### Entries from a dataset

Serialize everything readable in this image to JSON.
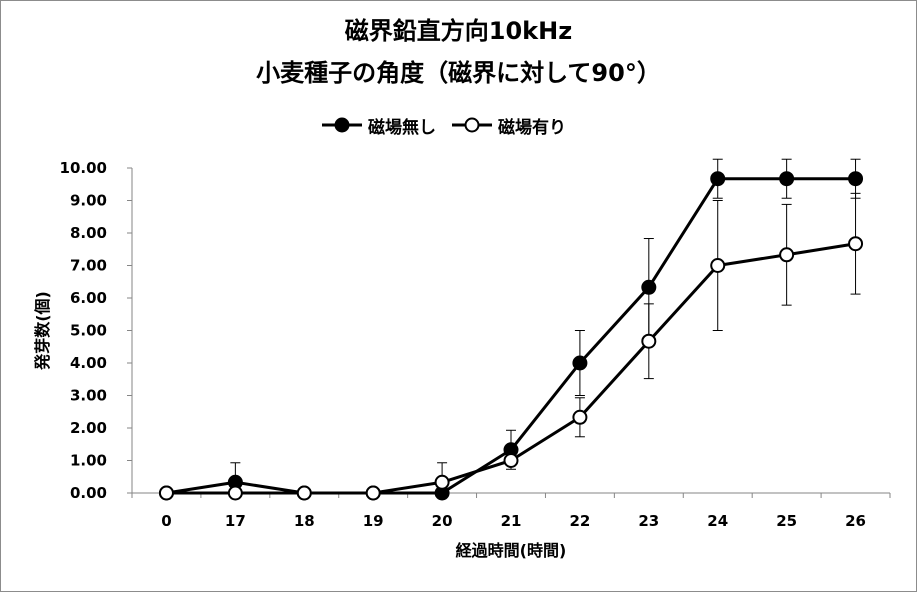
{
  "chart_data": {
    "type": "line",
    "title": "磁界鉛直方向10kHz",
    "subtitle": "小麦種子の角度（磁界に対して90°）",
    "xlabel": "経過時間(時間)",
    "ylabel": "発芽数(個)",
    "categories": [
      "0",
      "17",
      "18",
      "19",
      "20",
      "21",
      "22",
      "23",
      "24",
      "25",
      "26"
    ],
    "ylim": [
      0,
      10
    ],
    "yticks": [
      "0.00",
      "1.00",
      "2.00",
      "3.00",
      "4.00",
      "5.00",
      "6.00",
      "7.00",
      "8.00",
      "9.00",
      "10.00"
    ],
    "grid": false,
    "legend_position": "top",
    "series": [
      {
        "name": "磁場無し",
        "marker": "filled-circle",
        "color": "#000000",
        "values": [
          0,
          0.33,
          0,
          0,
          0,
          1.33,
          4.0,
          6.33,
          9.67,
          9.67,
          9.67
        ],
        "errors": [
          0,
          0.6,
          0,
          0,
          0,
          0.6,
          1.0,
          1.5,
          0.6,
          0.6,
          0.6
        ]
      },
      {
        "name": "磁場有り",
        "marker": "open-circle",
        "color": "#000000",
        "values": [
          0,
          0,
          0,
          0,
          0.33,
          1.0,
          2.33,
          4.67,
          7.0,
          7.33,
          7.67
        ],
        "errors": [
          0,
          0,
          0,
          0,
          0.6,
          0,
          0.6,
          1.15,
          2.0,
          1.55,
          1.55
        ]
      }
    ]
  }
}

### Task objective
Without the pictures, copy the material exactly as given.

### Solution for this task
Serialize everything readable in this image to JSON.
{
  "chart_data": {
    "type": "line",
    "title": "磁界鉛直方向10kHz",
    "subtitle": "小麦種子の角度（磁界に対して90°）",
    "xlabel": "経過時間(時間)",
    "ylabel": "発芽数(個)",
    "categories": [
      "0",
      "17",
      "18",
      "19",
      "20",
      "21",
      "22",
      "23",
      "24",
      "25",
      "26"
    ],
    "ylim": [
      0,
      10
    ],
    "yticks": [
      "0.00",
      "1.00",
      "2.00",
      "3.00",
      "4.00",
      "5.00",
      "6.00",
      "7.00",
      "8.00",
      "9.00",
      "10.00"
    ],
    "grid": false,
    "legend_position": "top",
    "series": [
      {
        "name": "磁場無し",
        "marker": "filled-circle",
        "color": "#000000",
        "values": [
          0,
          0.33,
          0,
          0,
          0,
          1.33,
          4.0,
          6.33,
          9.67,
          9.67,
          9.67
        ],
        "errors": [
          0,
          0.6,
          0,
          0,
          0,
          0.6,
          1.0,
          1.5,
          0.6,
          0.6,
          0.6
        ]
      },
      {
        "name": "磁場有り",
        "marker": "open-circle",
        "color": "#000000",
        "values": [
          0,
          0,
          0,
          0,
          0.33,
          1.0,
          2.33,
          4.67,
          7.0,
          7.33,
          7.67
        ],
        "errors": [
          0,
          0,
          0,
          0,
          0.6,
          0,
          0.6,
          1.15,
          2.0,
          1.55,
          1.55
        ]
      }
    ]
  }
}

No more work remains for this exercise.